Scan the entries below and extract each line with the word "эксплуатацию" in it.

══ Supplied data ══

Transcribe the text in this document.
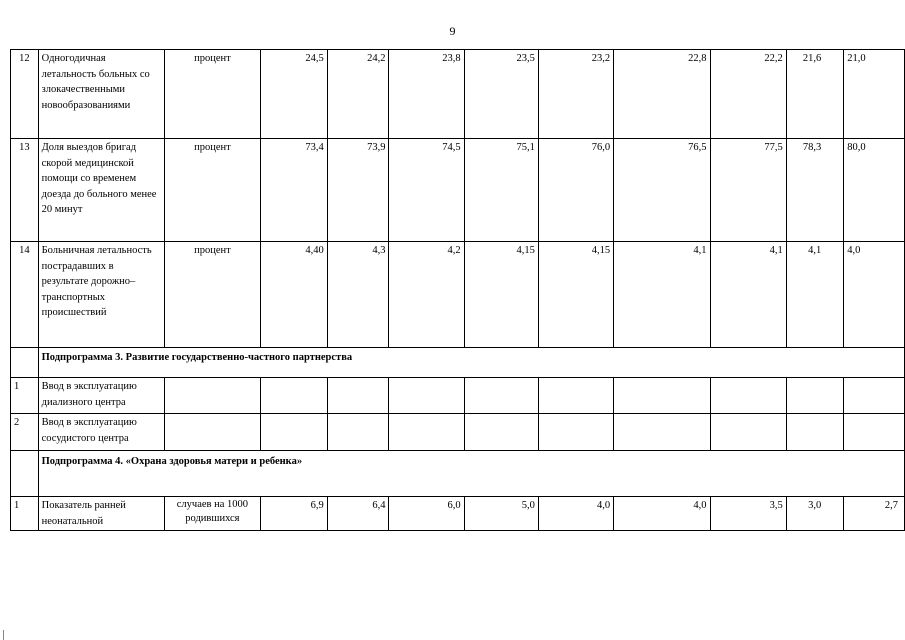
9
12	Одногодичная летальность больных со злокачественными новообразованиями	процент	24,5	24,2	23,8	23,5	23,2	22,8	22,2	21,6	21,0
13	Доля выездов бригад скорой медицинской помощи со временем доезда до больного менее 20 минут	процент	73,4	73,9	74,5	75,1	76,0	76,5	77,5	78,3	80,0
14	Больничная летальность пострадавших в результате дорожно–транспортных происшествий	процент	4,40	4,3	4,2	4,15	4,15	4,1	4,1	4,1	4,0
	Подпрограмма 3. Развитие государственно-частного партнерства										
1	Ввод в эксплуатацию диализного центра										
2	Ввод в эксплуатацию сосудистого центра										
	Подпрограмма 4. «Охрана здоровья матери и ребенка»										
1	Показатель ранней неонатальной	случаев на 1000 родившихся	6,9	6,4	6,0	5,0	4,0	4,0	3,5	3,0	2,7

═══
══ Supplied data ══

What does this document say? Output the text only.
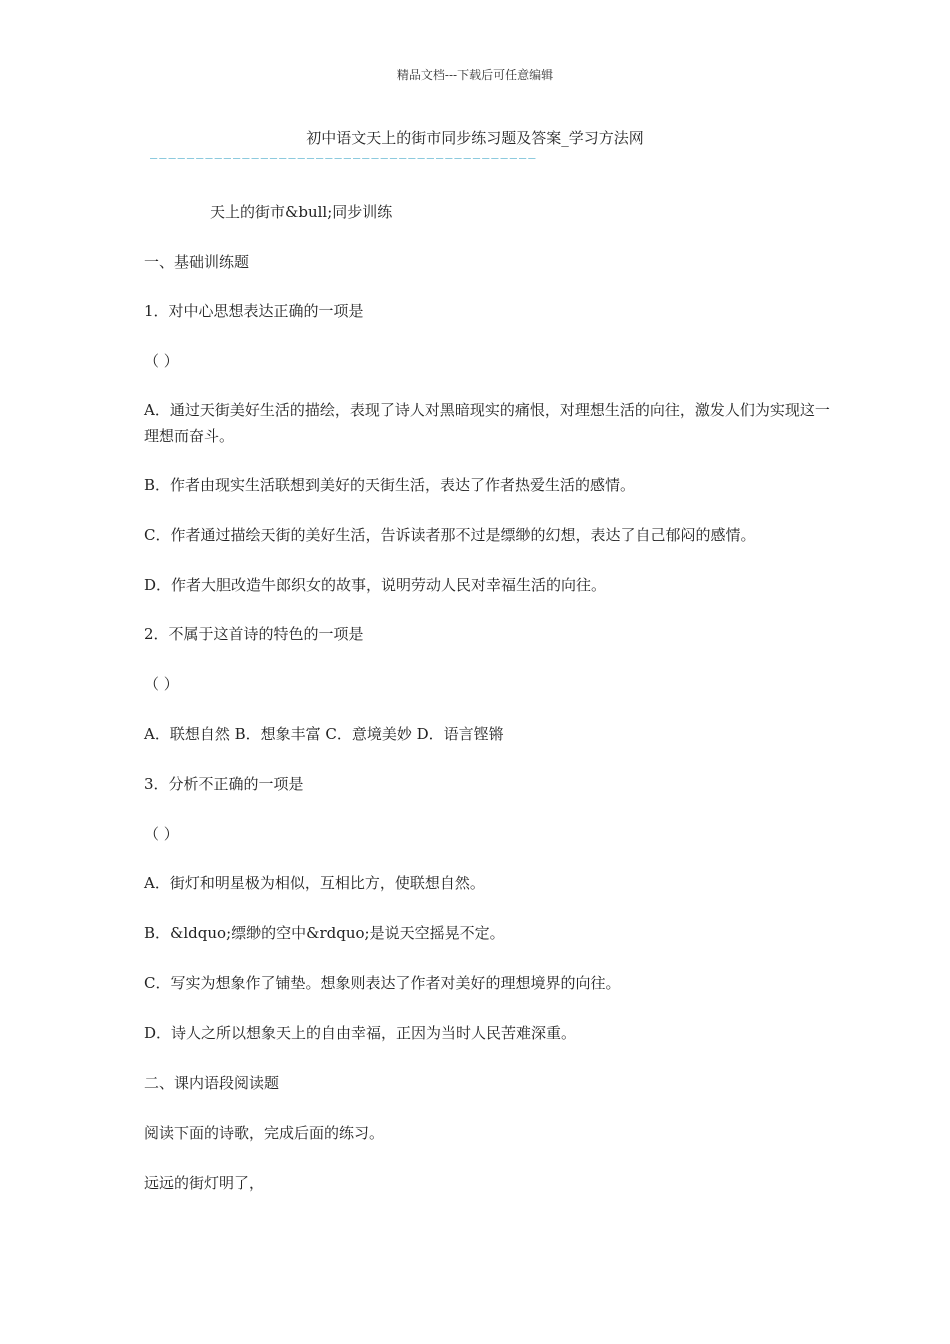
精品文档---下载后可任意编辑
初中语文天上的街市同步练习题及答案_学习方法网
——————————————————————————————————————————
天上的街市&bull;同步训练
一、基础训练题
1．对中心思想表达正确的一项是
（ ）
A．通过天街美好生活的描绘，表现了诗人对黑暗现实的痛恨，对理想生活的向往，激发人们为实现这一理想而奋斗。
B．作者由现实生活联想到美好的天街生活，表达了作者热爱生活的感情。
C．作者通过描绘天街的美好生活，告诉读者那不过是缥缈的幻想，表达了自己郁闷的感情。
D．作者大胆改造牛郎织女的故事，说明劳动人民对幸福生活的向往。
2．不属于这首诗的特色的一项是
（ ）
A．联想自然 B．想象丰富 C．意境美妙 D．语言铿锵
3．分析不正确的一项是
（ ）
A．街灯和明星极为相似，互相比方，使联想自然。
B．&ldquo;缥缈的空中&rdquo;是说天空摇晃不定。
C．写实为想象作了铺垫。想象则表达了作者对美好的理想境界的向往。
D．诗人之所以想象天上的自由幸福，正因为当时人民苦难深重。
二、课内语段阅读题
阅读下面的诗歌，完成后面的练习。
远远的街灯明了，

═══

[Expected output]
1	Ввод в эксплуатацию диализного центра										
2	Ввод в эксплуатацию сосудистого центра										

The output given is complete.